§ **Aim**:
Copy each line of the entries beneath that contains the word "axis".

------------------------------------------------------------

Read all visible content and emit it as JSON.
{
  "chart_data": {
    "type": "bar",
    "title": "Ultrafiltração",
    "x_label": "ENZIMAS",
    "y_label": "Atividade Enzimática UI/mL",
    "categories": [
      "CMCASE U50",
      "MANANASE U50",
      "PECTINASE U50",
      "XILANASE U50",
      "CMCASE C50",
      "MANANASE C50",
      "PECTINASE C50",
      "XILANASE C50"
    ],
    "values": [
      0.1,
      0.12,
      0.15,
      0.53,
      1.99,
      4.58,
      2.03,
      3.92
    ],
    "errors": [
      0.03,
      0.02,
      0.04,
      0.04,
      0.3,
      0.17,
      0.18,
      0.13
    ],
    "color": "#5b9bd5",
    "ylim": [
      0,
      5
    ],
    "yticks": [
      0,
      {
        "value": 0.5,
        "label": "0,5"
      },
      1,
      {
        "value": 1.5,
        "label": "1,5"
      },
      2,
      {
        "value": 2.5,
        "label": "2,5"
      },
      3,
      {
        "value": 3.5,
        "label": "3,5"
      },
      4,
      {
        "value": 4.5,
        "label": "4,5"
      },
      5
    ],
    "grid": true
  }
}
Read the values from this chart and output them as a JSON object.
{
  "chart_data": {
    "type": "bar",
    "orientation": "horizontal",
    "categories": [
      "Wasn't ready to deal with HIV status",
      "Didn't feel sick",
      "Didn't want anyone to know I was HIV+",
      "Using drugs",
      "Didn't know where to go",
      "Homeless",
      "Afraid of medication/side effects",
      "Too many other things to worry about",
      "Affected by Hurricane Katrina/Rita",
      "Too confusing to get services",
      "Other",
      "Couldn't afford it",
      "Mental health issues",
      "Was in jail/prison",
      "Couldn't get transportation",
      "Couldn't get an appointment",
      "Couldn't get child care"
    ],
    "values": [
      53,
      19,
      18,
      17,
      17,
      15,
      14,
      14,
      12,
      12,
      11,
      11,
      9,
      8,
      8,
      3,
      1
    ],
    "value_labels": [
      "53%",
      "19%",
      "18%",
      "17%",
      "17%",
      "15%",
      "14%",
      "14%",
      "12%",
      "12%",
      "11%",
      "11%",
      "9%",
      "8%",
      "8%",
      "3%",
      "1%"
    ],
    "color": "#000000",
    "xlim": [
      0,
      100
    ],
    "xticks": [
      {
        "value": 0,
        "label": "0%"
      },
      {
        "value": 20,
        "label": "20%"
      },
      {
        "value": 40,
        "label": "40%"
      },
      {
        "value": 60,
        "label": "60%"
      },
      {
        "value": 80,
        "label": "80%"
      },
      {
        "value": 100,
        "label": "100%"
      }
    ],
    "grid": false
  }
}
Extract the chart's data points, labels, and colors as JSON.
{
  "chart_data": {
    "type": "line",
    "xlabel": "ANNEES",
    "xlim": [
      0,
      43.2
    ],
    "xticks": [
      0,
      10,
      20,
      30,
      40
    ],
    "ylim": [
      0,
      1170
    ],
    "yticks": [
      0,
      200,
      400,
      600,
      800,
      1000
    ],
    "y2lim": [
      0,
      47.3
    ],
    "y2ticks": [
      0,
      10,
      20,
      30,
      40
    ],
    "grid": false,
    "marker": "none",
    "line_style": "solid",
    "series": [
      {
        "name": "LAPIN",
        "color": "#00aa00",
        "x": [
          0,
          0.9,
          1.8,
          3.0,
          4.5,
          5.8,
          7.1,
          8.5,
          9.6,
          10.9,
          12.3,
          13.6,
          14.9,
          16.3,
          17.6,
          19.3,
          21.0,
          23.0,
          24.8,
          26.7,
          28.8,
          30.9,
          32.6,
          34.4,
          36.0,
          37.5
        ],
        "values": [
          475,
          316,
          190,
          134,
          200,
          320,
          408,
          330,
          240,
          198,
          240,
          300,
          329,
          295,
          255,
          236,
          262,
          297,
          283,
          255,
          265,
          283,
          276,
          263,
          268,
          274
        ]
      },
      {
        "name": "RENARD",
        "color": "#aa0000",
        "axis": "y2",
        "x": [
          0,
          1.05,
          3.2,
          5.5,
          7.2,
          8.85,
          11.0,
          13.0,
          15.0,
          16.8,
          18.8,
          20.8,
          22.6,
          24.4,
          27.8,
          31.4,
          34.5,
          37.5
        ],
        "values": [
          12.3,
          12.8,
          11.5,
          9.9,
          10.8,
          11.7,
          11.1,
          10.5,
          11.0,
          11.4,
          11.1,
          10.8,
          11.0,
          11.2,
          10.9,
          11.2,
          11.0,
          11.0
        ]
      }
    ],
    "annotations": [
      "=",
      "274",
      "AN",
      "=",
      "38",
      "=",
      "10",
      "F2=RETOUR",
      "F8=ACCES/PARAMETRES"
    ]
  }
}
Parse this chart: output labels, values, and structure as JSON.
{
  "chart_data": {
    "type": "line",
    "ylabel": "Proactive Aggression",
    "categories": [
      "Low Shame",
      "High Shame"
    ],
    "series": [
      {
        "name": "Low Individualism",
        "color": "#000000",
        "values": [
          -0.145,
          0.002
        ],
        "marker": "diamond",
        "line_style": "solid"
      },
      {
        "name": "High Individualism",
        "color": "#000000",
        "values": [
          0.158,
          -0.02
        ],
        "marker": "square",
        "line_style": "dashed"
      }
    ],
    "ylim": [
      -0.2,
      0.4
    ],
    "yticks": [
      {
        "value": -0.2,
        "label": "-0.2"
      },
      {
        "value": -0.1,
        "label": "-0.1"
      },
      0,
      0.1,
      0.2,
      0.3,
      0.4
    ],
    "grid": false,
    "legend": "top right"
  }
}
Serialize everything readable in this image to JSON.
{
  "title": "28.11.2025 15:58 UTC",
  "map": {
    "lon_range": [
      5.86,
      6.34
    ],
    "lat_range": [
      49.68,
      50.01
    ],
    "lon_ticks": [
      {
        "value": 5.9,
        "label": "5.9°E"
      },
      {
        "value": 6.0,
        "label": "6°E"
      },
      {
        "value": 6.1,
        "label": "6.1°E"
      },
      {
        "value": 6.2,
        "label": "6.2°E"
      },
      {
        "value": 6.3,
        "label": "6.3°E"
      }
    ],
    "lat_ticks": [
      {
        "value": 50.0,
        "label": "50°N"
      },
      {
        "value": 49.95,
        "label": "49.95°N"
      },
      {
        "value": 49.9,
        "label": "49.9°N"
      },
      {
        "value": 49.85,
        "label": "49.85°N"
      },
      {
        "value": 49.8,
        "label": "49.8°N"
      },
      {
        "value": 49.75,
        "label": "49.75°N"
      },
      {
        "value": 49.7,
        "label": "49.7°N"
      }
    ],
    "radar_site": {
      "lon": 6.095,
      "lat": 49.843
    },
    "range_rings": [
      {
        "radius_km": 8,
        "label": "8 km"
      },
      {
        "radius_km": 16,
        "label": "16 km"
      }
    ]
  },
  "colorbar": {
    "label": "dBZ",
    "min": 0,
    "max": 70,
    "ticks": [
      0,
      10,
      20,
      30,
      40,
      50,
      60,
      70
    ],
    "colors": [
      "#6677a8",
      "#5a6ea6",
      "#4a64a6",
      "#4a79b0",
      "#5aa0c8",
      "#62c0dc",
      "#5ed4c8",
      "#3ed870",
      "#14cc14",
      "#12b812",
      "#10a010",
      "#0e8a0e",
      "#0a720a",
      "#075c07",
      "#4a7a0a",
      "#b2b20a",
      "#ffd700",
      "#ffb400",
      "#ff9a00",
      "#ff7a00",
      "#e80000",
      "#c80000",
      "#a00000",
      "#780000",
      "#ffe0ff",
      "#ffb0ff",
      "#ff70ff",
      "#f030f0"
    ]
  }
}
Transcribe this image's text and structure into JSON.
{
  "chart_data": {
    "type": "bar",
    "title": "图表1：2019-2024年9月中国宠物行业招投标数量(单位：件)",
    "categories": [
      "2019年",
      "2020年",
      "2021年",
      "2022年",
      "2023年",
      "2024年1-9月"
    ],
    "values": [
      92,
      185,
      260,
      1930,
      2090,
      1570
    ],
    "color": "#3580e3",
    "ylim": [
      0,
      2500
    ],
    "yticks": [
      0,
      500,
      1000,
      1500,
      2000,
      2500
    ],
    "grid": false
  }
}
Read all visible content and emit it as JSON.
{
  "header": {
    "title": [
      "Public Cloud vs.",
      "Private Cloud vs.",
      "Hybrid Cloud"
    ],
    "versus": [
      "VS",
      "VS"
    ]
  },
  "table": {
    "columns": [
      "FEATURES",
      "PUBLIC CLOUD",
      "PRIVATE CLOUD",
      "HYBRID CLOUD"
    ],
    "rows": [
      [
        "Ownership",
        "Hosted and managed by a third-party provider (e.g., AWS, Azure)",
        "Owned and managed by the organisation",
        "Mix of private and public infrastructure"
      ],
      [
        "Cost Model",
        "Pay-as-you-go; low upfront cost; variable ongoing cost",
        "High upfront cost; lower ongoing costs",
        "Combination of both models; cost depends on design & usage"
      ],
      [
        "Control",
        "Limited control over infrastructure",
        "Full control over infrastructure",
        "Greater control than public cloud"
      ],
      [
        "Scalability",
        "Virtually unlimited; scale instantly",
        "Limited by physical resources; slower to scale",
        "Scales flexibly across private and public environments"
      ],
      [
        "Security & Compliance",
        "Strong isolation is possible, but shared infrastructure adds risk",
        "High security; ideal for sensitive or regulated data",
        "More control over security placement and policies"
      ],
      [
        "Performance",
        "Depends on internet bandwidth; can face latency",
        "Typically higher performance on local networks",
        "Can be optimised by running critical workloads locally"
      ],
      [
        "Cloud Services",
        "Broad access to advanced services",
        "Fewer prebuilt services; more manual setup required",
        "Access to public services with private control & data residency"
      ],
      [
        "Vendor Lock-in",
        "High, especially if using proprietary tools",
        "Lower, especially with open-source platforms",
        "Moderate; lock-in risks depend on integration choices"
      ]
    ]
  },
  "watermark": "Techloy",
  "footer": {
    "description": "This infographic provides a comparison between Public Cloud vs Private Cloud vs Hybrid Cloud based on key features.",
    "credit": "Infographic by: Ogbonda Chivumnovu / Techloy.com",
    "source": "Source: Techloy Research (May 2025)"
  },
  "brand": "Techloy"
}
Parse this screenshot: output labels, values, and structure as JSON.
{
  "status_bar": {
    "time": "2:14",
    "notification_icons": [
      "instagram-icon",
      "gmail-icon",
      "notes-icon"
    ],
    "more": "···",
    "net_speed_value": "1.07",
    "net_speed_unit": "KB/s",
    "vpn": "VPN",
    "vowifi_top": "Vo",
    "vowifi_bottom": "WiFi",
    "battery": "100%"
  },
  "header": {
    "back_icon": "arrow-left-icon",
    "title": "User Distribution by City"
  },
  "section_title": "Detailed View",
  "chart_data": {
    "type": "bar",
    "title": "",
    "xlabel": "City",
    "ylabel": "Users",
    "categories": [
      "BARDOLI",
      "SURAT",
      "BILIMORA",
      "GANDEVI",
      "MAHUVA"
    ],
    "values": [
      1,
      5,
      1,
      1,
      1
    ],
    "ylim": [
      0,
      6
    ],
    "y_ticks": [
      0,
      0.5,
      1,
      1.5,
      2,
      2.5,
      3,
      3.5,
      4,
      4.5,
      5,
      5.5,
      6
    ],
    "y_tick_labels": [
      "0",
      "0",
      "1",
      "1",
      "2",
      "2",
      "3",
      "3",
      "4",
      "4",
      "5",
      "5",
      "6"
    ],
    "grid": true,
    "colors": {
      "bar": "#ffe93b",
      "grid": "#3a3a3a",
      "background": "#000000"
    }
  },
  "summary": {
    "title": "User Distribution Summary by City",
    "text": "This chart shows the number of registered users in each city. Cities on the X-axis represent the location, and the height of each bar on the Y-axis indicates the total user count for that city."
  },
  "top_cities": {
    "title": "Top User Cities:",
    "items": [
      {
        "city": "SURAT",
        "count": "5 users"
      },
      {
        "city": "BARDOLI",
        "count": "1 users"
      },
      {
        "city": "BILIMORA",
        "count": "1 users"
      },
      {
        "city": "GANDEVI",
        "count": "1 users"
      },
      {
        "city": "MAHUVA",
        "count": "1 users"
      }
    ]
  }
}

------------------------------------------------------------

§ **Result of this exercise**:
        "axis": "y2",
    "text": "This chart shows the number of registered users in each city. Cities on the X-axis represent the location, and the height of each bar on the Y-axis indicates the total user count for that city."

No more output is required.